►

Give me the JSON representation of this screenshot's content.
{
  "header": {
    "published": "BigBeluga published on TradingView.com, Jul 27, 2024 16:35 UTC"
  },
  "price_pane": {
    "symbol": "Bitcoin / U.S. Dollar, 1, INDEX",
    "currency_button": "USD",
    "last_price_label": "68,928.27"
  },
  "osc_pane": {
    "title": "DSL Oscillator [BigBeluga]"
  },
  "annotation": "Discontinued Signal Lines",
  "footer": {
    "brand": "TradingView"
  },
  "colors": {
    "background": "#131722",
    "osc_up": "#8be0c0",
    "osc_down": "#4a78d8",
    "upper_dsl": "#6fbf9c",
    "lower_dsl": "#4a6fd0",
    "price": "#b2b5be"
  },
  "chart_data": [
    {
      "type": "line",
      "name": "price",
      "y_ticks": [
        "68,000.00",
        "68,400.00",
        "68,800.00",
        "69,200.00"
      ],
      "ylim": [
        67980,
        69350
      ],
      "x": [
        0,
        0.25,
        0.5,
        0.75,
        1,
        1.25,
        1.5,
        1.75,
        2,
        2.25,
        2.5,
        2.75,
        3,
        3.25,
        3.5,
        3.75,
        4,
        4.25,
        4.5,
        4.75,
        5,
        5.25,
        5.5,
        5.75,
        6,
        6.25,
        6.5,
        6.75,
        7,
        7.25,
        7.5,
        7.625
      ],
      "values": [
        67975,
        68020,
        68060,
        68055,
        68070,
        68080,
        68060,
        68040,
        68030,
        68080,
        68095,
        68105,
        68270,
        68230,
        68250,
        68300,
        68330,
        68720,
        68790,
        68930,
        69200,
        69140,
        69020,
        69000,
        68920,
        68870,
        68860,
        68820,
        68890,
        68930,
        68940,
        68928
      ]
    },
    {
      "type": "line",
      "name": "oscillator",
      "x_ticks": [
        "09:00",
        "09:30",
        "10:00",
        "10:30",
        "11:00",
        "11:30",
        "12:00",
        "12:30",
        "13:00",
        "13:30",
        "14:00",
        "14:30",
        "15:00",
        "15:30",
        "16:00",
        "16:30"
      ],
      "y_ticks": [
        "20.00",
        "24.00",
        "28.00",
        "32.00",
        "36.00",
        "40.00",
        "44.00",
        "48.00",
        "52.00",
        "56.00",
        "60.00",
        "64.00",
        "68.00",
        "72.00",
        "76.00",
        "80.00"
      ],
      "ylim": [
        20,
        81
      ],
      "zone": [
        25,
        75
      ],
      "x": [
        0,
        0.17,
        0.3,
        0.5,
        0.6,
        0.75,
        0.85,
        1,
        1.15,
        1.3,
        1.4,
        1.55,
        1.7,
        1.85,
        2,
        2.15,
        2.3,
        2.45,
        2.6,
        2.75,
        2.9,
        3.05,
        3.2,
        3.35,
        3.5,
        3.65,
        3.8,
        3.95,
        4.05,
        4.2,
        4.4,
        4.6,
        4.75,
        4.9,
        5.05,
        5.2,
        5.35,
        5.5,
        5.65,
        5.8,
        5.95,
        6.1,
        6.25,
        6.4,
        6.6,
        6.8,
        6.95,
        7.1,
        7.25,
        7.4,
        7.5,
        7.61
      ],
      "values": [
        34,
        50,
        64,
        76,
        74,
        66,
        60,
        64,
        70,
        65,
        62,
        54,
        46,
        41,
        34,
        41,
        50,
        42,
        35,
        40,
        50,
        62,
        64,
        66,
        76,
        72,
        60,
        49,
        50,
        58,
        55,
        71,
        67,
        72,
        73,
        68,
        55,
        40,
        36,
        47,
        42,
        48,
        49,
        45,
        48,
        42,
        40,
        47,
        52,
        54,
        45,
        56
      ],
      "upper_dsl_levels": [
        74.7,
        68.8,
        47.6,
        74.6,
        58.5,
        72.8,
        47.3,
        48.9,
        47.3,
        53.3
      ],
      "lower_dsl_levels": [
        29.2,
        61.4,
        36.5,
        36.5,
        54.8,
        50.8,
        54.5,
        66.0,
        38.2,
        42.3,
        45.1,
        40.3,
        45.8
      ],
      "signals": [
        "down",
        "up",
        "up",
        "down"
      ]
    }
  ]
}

◄

> **What you will do**
Print every entry exactly as written.

> **Solution to the exercise**
Give me the JSON representation of this screenshot's content.
{
  "header": {
    "published": "BigBeluga published on TradingView.com, Jul 27, 2024 16:35 UTC"
  },
  "price_pane": {
    "symbol": "Bitcoin / U.S. Dollar, 1, INDEX",
    "currency_button": "USD",
    "last_price_label": "68,928.27"
  },
  "osc_pane": {
    "title": "DSL Oscillator [BigBeluga]"
  },
  "annotation": "Discontinued Signal Lines",
  "footer": {
    "brand": "TradingView"
  },
  "colors": {
    "background": "#131722",
    "osc_up": "#8be0c0",
    "osc_down": "#4a78d8",
    "upper_dsl": "#6fbf9c",
    "lower_dsl": "#4a6fd0",
    "price": "#b2b5be"
  },
  "chart_data": [
    {
      "type": "line",
      "name": "price",
      "y_ticks": [
        "68,000.00",
        "68,400.00",
        "68,800.00",
        "69,200.00"
      ],
      "ylim": [
        67980,
        69350
      ],
      "x": [
        0,
        0.25,
        0.5,
        0.75,
        1,
        1.25,
        1.5,
        1.75,
        2,
        2.25,
        2.5,
        2.75,
        3,
        3.25,
        3.5,
        3.75,
        4,
        4.25,
        4.5,
        4.75,
        5,
        5.25,
        5.5,
        5.75,
        6,
        6.25,
        6.5,
        6.75,
        7,
        7.25,
        7.5,
        7.625
      ],
      "values": [
        67975,
        68020,
        68060,
        68055,
        68070,
        68080,
        68060,
        68040,
        68030,
        68080,
        68095,
        68105,
        68270,
        68230,
        68250,
        68300,
        68330,
        68720,
        68790,
        68930,
        69200,
        69140,
        69020,
        69000,
        68920,
        68870,
        68860,
        68820,
        68890,
        68930,
        68940,
        68928
      ]
    },
    {
      "type": "line",
      "name": "oscillator",
      "x_ticks": [
        "09:00",
        "09:30",
        "10:00",
        "10:30",
        "11:00",
        "11:30",
        "12:00",
        "12:30",
        "13:00",
        "13:30",
        "14:00",
        "14:30",
        "15:00",
        "15:30",
        "16:00",
        "16:30"
      ],
      "y_ticks": [
        "20.00",
        "24.00",
        "28.00",
        "32.00",
        "36.00",
        "40.00",
        "44.00",
        "48.00",
        "52.00",
        "56.00",
        "60.00",
        "64.00",
        "68.00",
        "72.00",
        "76.00",
        "80.00"
      ],
      "ylim": [
        20,
        81
      ],
      "zone": [
        25,
        75
      ],
      "x": [
        0,
        0.17,
        0.3,
        0.5,
        0.6,
        0.75,
        0.85,
        1,
        1.15,
        1.3,
        1.4,
        1.55,
        1.7,
        1.85,
        2,
        2.15,
        2.3,
        2.45,
        2.6,
        2.75,
        2.9,
        3.05,
        3.2,
        3.35,
        3.5,
        3.65,
        3.8,
        3.95,
        4.05,
        4.2,
        4.4,
        4.6,
        4.75,
        4.9,
        5.05,
        5.2,
        5.35,
        5.5,
        5.65,
        5.8,
        5.95,
        6.1,
        6.25,
        6.4,
        6.6,
        6.8,
        6.95,
        7.1,
        7.25,
        7.4,
        7.5,
        7.61
      ],
      "values": [
        34,
        50,
        64,
        76,
        74,
        66,
        60,
        64,
        70,
        65,
        62,
        54,
        46,
        41,
        34,
        41,
        50,
        42,
        35,
        40,
        50,
        62,
        64,
        66,
        76,
        72,
        60,
        49,
        50,
        58,
        55,
        71,
        67,
        72,
        73,
        68,
        55,
        40,
        36,
        47,
        42,
        48,
        49,
        45,
        48,
        42,
        40,
        47,
        52,
        54,
        45,
        56
      ],
      "upper_dsl_levels": [
        74.7,
        68.8,
        47.6,
        74.6,
        58.5,
        72.8,
        47.3,
        48.9,
        47.3,
        53.3
      ],
      "lower_dsl_levels": [
        29.2,
        61.4,
        36.5,
        36.5,
        54.8,
        50.8,
        54.5,
        66.0,
        38.2,
        42.3,
        45.1,
        40.3,
        45.8
      ],
      "signals": [
        "down",
        "up",
        "up",
        "down"
      ]
    }
  ]
}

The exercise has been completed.